- _Work instructions_
Identify every line in the records below that contains the word "CATE", and copy each of those lines.

- _Given data_
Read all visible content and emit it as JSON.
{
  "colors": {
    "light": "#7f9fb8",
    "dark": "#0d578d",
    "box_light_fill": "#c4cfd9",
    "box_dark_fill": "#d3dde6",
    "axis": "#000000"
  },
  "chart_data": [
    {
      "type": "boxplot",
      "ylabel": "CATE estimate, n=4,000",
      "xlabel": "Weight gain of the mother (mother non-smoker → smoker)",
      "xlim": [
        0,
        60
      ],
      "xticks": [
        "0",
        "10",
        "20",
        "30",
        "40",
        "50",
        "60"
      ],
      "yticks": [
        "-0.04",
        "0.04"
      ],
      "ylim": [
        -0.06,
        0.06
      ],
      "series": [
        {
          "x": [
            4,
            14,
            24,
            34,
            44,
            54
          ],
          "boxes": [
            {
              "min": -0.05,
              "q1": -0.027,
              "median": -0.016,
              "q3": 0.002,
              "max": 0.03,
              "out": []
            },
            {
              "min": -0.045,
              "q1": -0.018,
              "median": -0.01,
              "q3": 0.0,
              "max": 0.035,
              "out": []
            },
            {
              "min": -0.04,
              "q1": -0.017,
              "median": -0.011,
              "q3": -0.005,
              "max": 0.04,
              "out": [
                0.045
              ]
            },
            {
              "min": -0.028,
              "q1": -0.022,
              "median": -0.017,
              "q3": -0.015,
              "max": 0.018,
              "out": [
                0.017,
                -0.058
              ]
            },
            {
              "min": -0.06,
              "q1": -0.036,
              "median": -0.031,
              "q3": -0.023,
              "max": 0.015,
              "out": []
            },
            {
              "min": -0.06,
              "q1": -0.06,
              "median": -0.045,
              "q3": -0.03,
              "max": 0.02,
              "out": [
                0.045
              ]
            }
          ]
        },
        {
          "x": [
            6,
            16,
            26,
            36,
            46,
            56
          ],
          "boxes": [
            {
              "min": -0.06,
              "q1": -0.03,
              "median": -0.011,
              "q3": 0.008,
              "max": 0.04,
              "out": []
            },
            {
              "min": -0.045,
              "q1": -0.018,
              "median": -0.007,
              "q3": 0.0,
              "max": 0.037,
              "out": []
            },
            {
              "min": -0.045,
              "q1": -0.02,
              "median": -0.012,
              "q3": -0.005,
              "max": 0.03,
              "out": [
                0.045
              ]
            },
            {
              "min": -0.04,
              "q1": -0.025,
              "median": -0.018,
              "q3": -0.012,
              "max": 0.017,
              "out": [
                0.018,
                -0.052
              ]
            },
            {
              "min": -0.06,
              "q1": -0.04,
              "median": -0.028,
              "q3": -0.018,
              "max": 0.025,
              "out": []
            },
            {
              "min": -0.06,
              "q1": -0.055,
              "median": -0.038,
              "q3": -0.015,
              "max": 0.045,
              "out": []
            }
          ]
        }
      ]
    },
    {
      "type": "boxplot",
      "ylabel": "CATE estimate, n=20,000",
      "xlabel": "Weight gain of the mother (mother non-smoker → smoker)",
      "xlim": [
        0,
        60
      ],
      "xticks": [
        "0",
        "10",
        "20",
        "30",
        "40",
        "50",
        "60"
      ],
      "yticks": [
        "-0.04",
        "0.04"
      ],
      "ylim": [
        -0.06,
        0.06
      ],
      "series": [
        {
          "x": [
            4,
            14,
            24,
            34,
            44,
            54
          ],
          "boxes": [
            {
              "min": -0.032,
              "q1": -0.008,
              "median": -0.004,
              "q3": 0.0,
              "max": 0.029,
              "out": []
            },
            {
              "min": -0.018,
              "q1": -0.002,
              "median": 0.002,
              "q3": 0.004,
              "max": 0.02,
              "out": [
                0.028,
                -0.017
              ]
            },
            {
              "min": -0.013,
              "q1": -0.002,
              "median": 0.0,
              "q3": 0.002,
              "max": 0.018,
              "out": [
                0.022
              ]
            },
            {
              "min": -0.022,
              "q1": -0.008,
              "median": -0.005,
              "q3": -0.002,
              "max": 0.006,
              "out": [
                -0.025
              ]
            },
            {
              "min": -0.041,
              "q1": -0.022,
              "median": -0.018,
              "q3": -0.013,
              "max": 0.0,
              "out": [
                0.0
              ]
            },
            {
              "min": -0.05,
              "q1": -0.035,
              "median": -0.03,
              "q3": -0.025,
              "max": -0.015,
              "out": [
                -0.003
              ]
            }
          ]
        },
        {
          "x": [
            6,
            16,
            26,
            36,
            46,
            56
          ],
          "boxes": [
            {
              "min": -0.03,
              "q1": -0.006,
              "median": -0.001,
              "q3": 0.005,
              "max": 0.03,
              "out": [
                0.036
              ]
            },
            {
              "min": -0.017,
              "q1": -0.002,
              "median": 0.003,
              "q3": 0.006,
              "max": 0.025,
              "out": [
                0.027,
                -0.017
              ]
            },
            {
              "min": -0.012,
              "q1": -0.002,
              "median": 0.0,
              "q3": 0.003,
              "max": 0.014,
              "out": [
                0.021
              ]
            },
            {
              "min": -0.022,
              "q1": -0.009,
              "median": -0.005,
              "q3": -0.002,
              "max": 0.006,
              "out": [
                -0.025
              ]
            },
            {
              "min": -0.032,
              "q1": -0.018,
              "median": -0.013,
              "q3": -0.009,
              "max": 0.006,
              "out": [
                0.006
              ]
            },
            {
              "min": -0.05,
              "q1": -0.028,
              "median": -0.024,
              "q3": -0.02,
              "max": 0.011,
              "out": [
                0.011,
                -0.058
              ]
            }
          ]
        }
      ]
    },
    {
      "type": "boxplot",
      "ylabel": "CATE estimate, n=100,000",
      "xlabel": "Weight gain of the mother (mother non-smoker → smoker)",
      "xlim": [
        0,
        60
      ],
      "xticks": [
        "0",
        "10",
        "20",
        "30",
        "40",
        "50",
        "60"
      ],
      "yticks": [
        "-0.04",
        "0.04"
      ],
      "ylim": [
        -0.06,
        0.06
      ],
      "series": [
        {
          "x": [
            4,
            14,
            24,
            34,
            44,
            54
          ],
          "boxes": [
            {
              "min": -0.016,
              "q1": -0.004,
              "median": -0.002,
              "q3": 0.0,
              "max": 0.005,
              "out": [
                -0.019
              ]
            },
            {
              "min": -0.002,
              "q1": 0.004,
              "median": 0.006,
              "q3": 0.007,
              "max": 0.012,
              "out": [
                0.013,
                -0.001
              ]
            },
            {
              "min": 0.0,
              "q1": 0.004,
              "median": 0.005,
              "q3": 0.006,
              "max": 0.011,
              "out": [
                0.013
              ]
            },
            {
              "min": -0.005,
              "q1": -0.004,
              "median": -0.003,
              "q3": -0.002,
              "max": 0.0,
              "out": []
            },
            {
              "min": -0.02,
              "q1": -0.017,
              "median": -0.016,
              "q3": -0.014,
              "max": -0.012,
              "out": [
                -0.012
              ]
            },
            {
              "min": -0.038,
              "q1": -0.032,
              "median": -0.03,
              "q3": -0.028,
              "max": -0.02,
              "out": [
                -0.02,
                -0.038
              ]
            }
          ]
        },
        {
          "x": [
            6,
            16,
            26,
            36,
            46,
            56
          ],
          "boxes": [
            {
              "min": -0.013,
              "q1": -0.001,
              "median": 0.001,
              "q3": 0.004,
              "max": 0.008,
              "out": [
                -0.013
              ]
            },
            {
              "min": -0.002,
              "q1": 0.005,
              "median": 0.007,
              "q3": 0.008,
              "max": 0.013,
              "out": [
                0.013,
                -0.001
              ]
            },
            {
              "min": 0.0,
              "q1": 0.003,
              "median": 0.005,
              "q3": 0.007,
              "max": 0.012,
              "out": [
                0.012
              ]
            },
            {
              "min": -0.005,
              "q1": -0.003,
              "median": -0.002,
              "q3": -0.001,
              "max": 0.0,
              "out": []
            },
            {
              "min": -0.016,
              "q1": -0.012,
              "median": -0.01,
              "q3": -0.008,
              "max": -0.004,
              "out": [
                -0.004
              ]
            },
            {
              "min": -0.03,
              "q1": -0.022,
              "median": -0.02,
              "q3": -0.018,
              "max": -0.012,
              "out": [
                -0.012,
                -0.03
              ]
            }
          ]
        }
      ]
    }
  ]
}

- _Response to this exercise_
      "ylabel": "CATE estimate, n=4,000",
      "ylabel": "CATE estimate, n=20,000",
      "ylabel": "CATE estimate, n=100,000",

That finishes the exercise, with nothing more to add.